## Given exercise:
Type out the complete listing below word for word, without its pictures.

## Data to process:

——————

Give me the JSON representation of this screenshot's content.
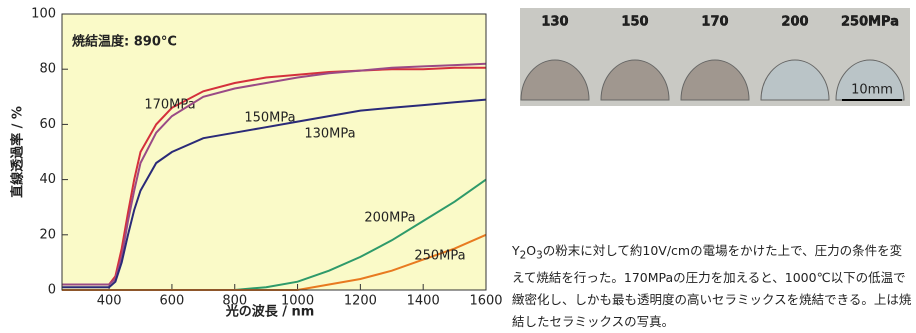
{
  "chart_data": {
    "type": "line",
    "annotation": "焼結温度: 890°C",
    "xlabel": "光の波長 / nm",
    "ylabel": "直線透過率 / %",
    "x": [
      250,
      300,
      350,
      400,
      420,
      440,
      460,
      480,
      500,
      550,
      600,
      700,
      800,
      900,
      1000,
      1100,
      1200,
      1300,
      1400,
      1500,
      1600
    ],
    "xlim": [
      250,
      1600
    ],
    "xticks": [
      400,
      600,
      800,
      1000,
      1200,
      1400,
      1600
    ],
    "ylim": [
      0,
      100
    ],
    "yticks": [
      0,
      20,
      40,
      60,
      80,
      100
    ],
    "background": "#fafac8",
    "series": [
      {
        "name": "170MPa",
        "color": "#d4303c",
        "values": [
          2,
          2,
          2,
          2,
          5,
          15,
          28,
          40,
          50,
          60,
          66,
          72,
          75,
          77,
          78,
          79,
          79.5,
          80,
          80,
          80.5,
          80.5
        ]
      },
      {
        "name": "150MPa",
        "color": "#9a4a86",
        "values": [
          2,
          2,
          2,
          2,
          4,
          12,
          25,
          36,
          46,
          57,
          63,
          70,
          73,
          75,
          77,
          78.5,
          79.5,
          80.5,
          81,
          81.5,
          82
        ]
      },
      {
        "name": "130MPa",
        "color": "#2a2a78",
        "values": [
          1,
          1,
          1,
          1,
          3,
          10,
          20,
          29,
          36,
          46,
          50,
          55,
          57,
          59,
          61,
          63,
          65,
          66,
          67,
          68,
          69
        ]
      },
      {
        "name": "200MPa",
        "color": "#2e9a6a",
        "values": [
          0,
          0,
          0,
          0,
          0,
          0,
          0,
          0,
          0,
          0,
          0,
          0,
          0,
          1,
          3,
          7,
          12,
          18,
          25,
          32,
          40
        ]
      },
      {
        "name": "250MPa",
        "color": "#e87a20",
        "values": [
          0,
          0,
          0,
          0,
          0,
          0,
          0,
          0,
          0,
          0,
          0,
          0,
          0,
          0,
          0,
          2,
          4,
          7,
          11,
          15,
          20
        ]
      }
    ]
  },
  "photo": {
    "labels": [
      "130",
      "150",
      "170",
      "200",
      "250MPa"
    ],
    "scale": "10mm"
  },
  "caption": [
    "Y",
    "2",
    "O",
    "3",
    "の粉末に対して約10V/cmの電場をかけた上で、圧力の条件を変えて焼結を行った。170MPaの圧力を加えると、1000℃以下の低温で緻密化し、しかも最も透明度の高いセラミックスを焼結できる。上は焼結したセラミックスの写真。"
  ]
}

——————

## Result below:
Give me the JSON representation of this screenshot's content.
{
  "chart_data": {
    "type": "line",
    "annotation": "焼結温度: 890°C",
    "xlabel": "光の波長 / nm",
    "ylabel": "直線透過率 / %",
    "x": [
      250,
      300,
      350,
      400,
      420,
      440,
      460,
      480,
      500,
      550,
      600,
      700,
      800,
      900,
      1000,
      1100,
      1200,
      1300,
      1400,
      1500,
      1600
    ],
    "xlim": [
      250,
      1600
    ],
    "xticks": [
      400,
      600,
      800,
      1000,
      1200,
      1400,
      1600
    ],
    "ylim": [
      0,
      100
    ],
    "yticks": [
      0,
      20,
      40,
      60,
      80,
      100
    ],
    "background": "#fafac8",
    "series": [
      {
        "name": "170MPa",
        "color": "#d4303c",
        "values": [
          2,
          2,
          2,
          2,
          5,
          15,
          28,
          40,
          50,
          60,
          66,
          72,
          75,
          77,
          78,
          79,
          79.5,
          80,
          80,
          80.5,
          80.5
        ]
      },
      {
        "name": "150MPa",
        "color": "#9a4a86",
        "values": [
          2,
          2,
          2,
          2,
          4,
          12,
          25,
          36,
          46,
          57,
          63,
          70,
          73,
          75,
          77,
          78.5,
          79.5,
          80.5,
          81,
          81.5,
          82
        ]
      },
      {
        "name": "130MPa",
        "color": "#2a2a78",
        "values": [
          1,
          1,
          1,
          1,
          3,
          10,
          20,
          29,
          36,
          46,
          50,
          55,
          57,
          59,
          61,
          63,
          65,
          66,
          67,
          68,
          69
        ]
      },
      {
        "name": "200MPa",
        "color": "#2e9a6a",
        "values": [
          0,
          0,
          0,
          0,
          0,
          0,
          0,
          0,
          0,
          0,
          0,
          0,
          0,
          1,
          3,
          7,
          12,
          18,
          25,
          32,
          40
        ]
      },
      {
        "name": "250MPa",
        "color": "#e87a20",
        "values": [
          0,
          0,
          0,
          0,
          0,
          0,
          0,
          0,
          0,
          0,
          0,
          0,
          0,
          0,
          0,
          2,
          4,
          7,
          11,
          15,
          20
        ]
      }
    ]
  },
  "photo": {
    "labels": [
      "130",
      "150",
      "170",
      "200",
      "250MPa"
    ],
    "scale": "10mm"
  },
  "caption": [
    "Y",
    "2",
    "O",
    "3",
    "の粉末に対して約10V/cmの電場をかけた上で、圧力の条件を変えて焼結を行った。170MPaの圧力を加えると、1000℃以下の低温で緻密化し、しかも最も透明度の高いセラミックスを焼結できる。上は焼結したセラミックスの写真。"
  ]
}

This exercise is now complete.